Dataset rows:

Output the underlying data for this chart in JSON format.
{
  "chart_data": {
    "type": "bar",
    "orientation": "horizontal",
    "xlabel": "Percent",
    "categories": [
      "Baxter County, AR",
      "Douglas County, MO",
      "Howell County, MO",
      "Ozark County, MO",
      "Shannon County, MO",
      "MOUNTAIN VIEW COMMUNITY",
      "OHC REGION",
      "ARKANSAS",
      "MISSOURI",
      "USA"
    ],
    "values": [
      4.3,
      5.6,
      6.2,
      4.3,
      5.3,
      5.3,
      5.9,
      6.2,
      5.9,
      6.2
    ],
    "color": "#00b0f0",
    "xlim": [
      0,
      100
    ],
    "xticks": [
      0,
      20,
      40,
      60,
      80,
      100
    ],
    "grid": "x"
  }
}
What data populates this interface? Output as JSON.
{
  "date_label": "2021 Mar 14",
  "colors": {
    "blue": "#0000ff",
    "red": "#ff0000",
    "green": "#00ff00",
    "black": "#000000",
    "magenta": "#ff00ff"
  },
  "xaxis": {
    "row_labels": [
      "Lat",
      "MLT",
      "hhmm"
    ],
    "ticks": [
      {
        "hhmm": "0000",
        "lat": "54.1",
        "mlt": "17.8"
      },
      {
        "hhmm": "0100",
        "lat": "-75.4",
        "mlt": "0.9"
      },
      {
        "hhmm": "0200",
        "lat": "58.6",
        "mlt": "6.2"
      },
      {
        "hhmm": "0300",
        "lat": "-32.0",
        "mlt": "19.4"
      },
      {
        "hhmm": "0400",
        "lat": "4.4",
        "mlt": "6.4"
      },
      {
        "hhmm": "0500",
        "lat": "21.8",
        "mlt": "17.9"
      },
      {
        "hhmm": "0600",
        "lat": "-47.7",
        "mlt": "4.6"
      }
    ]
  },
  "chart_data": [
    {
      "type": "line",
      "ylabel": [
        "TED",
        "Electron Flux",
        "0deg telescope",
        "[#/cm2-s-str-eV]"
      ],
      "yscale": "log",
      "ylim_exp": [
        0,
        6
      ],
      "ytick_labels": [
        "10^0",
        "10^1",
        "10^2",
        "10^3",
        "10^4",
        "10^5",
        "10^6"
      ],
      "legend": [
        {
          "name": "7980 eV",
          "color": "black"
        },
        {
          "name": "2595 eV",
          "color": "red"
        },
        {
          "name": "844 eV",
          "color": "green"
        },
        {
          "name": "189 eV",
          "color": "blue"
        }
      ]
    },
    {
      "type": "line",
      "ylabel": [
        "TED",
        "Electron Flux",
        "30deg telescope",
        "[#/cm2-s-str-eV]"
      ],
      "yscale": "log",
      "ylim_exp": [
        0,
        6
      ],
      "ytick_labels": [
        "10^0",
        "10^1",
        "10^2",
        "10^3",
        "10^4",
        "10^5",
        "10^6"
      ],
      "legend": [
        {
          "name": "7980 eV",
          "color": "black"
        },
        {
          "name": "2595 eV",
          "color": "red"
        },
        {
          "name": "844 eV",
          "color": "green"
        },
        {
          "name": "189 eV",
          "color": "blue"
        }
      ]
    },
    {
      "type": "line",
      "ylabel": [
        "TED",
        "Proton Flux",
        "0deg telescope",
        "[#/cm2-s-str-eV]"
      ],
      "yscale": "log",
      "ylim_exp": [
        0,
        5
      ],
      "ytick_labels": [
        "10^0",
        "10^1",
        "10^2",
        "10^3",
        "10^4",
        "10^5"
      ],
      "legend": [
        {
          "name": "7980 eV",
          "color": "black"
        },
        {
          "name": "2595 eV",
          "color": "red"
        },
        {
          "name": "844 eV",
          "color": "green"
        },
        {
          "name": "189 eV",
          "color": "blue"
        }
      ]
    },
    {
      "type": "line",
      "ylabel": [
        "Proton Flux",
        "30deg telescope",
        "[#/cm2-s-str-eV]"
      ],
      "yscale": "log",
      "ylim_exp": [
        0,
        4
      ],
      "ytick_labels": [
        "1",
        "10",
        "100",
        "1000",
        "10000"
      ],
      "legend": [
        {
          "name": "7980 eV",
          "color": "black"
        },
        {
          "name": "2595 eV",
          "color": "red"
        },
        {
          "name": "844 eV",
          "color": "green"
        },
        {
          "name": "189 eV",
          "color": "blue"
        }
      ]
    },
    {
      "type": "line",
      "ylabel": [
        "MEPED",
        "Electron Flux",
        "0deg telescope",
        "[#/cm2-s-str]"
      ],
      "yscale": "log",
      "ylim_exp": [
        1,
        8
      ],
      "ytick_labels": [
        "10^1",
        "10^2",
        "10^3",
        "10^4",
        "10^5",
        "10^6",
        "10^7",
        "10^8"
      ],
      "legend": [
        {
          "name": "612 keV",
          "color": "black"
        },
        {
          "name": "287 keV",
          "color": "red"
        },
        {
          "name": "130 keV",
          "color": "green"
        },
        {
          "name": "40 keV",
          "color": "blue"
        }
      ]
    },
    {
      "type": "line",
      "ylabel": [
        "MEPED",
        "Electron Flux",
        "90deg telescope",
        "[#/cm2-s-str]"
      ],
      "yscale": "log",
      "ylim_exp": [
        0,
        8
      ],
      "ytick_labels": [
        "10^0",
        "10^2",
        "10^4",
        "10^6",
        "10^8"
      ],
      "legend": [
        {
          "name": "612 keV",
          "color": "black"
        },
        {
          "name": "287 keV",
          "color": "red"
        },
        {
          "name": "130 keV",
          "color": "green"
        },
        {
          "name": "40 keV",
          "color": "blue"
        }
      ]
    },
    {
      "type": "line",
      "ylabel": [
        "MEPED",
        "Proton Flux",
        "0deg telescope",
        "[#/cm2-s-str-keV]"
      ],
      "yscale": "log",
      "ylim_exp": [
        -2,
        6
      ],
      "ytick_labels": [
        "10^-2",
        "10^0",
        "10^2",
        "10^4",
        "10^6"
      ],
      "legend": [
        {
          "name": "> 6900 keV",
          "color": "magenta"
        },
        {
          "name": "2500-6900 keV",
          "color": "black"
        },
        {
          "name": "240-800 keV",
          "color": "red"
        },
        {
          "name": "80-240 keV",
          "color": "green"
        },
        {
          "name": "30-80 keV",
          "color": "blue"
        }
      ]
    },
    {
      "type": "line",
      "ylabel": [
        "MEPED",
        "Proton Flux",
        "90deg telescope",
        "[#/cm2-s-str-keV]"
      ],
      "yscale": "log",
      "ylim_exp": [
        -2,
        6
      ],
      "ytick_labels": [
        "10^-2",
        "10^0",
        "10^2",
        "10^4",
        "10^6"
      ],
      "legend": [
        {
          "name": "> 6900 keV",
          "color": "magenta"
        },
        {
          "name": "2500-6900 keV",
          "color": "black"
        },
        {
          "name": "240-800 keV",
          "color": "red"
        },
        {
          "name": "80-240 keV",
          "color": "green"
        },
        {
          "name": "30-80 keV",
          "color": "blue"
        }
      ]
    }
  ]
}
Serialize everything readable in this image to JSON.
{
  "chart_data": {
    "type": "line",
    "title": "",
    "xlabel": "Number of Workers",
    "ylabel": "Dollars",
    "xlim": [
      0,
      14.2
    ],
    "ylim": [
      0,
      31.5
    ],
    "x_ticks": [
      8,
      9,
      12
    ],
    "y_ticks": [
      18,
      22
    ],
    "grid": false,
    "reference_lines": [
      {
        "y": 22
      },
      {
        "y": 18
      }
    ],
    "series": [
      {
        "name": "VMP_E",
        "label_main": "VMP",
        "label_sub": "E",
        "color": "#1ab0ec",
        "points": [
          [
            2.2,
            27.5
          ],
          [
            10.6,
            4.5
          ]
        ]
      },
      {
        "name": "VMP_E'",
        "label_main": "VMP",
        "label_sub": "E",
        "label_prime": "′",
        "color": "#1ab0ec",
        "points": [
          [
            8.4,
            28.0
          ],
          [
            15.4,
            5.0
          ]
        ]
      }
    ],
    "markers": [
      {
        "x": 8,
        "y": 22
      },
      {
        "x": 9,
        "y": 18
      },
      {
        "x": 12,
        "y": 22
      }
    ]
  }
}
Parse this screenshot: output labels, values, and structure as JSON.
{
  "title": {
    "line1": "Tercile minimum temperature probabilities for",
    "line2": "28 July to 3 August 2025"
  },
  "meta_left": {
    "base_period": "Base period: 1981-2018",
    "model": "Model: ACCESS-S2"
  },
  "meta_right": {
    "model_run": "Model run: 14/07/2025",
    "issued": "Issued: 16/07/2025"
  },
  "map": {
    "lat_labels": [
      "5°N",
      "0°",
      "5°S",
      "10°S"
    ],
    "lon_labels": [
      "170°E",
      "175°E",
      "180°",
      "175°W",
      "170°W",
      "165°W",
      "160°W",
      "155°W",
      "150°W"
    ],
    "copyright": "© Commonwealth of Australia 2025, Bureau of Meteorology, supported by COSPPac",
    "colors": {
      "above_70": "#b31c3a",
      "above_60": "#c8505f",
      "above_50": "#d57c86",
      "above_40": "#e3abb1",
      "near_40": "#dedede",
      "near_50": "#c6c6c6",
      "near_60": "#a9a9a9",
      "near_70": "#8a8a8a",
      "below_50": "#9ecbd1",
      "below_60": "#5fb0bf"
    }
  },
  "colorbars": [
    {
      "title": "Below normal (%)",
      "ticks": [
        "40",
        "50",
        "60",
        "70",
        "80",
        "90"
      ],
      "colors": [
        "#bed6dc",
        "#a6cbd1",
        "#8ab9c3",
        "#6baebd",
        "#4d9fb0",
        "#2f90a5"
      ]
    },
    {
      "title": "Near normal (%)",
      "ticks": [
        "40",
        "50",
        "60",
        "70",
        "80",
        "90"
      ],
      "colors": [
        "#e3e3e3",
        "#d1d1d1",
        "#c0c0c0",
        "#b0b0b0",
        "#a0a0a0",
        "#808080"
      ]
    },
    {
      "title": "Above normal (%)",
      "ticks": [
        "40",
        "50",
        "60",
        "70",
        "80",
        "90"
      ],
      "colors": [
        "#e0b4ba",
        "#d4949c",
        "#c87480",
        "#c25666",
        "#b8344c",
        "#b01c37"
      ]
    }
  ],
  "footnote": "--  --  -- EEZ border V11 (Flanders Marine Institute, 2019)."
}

Exercise:
List each line in the listing that contains the string "values".

Result of this exercise:
    "values": [
Parse this screenshot: output labels, values, and structure as JSON.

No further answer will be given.